— Exercise objective —
Copy out the entries in full and with complete accuracy; pictures are excluded.

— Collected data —
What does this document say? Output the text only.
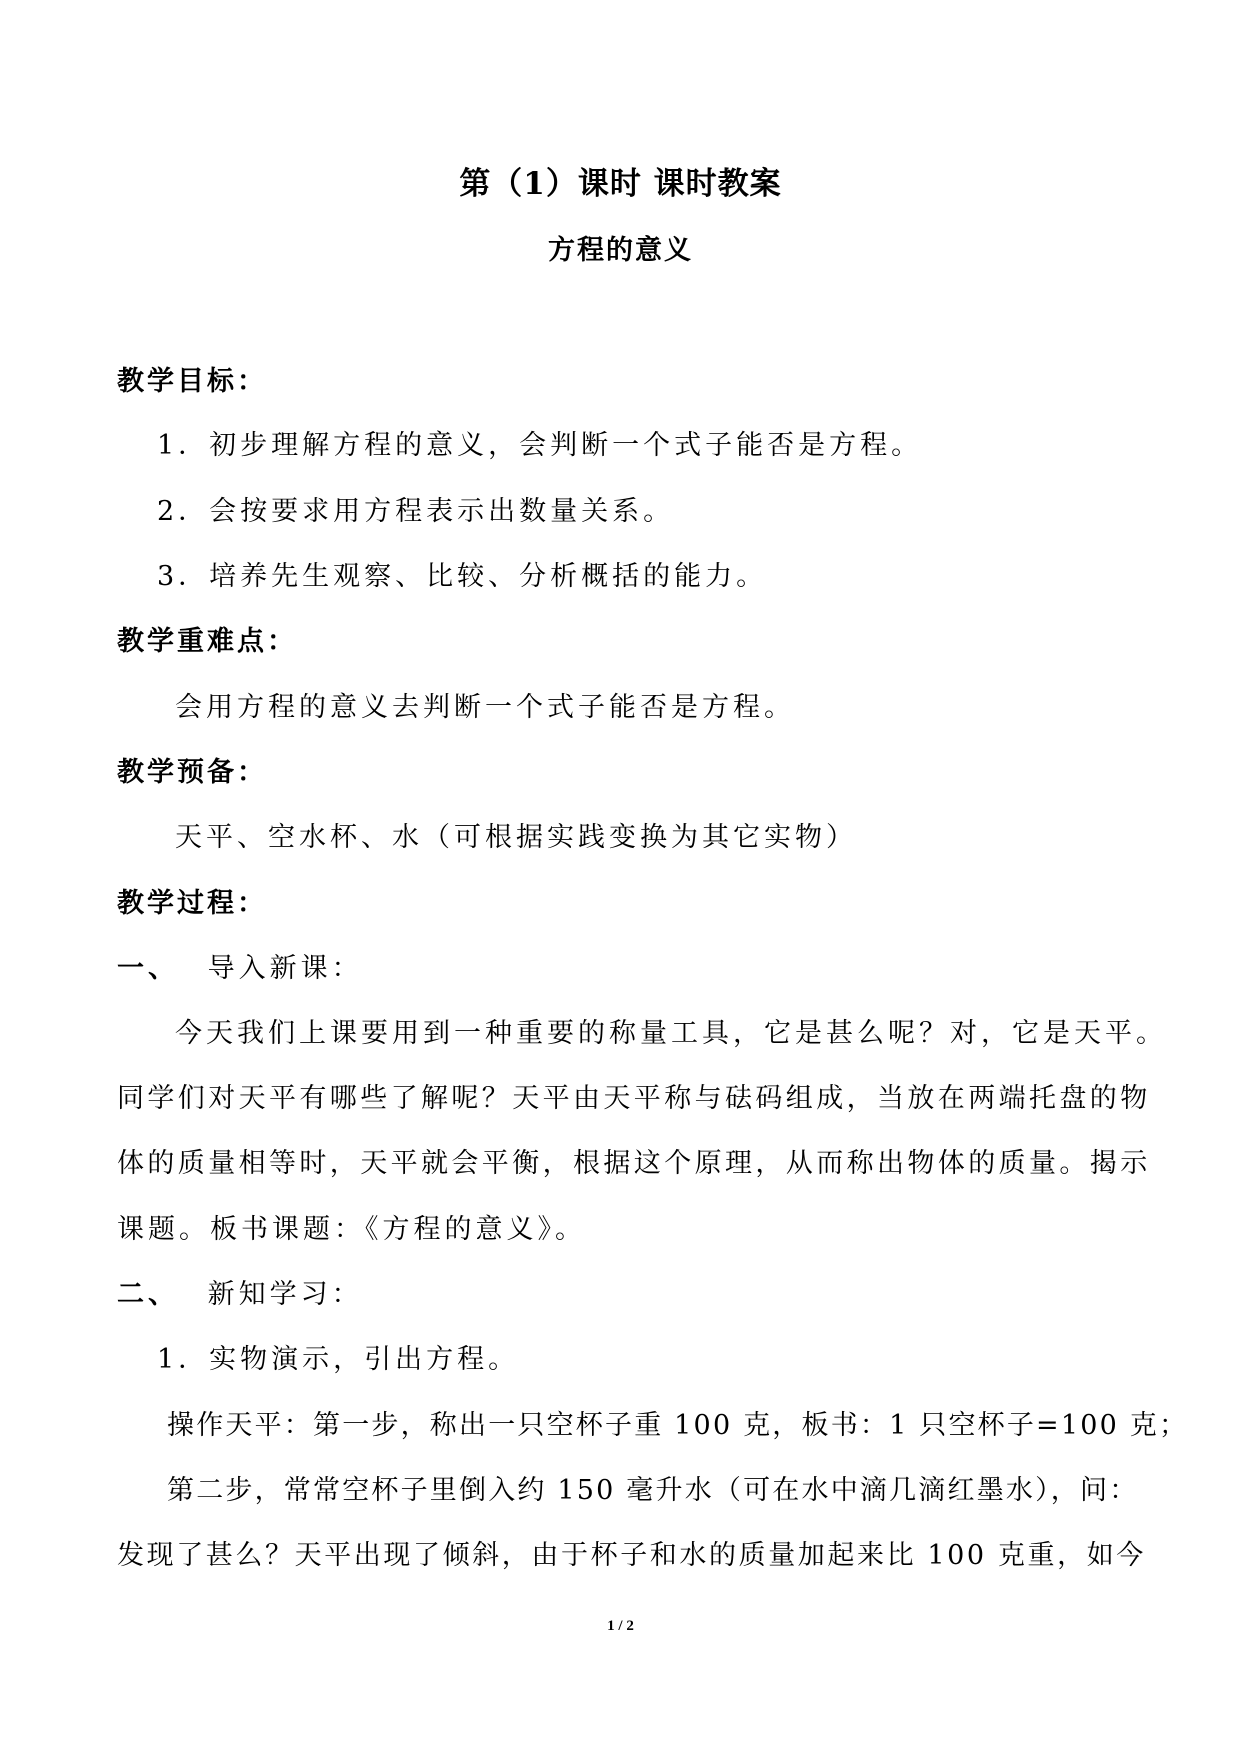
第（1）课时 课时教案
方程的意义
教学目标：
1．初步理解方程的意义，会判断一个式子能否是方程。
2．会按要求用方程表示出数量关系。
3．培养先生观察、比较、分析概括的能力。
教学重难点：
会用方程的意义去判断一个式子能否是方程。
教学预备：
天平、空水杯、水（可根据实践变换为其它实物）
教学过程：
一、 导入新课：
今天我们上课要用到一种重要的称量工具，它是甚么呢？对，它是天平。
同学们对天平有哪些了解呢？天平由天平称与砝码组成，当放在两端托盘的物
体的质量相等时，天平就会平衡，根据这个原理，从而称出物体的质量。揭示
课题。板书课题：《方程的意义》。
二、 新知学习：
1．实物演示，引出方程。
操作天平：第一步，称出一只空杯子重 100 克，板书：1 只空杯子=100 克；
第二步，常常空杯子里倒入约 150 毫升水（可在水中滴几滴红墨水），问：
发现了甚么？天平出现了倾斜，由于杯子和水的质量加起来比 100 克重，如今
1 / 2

— Task output —
What does this document say? Output the text only.
第（1）课时 课时教案
方程的意义
教学目标：
1．初步理解方程的意义，会判断一个式子能否是方程。
2．会按要求用方程表示出数量关系。
3．培养先生观察、比较、分析概括的能力。
教学重难点：
会用方程的意义去判断一个式子能否是方程。
教学预备：
天平、空水杯、水（可根据实践变换为其它实物）
教学过程：
一、 导入新课：
今天我们上课要用到一种重要的称量工具，它是甚么呢？对，它是天平。
同学们对天平有哪些了解呢？天平由天平称与砝码组成，当放在两端托盘的物
体的质量相等时，天平就会平衡，根据这个原理，从而称出物体的质量。揭示
课题。板书课题：《方程的意义》。
二、 新知学习：
1．实物演示，引出方程。
操作天平：第一步，称出一只空杯子重 100 克，板书：1 只空杯子=100 克；
第二步，常常空杯子里倒入约 150 毫升水（可在水中滴几滴红墨水），问：
发现了甚么？天平出现了倾斜，由于杯子和水的质量加起来比 100 克重，如今
1 / 2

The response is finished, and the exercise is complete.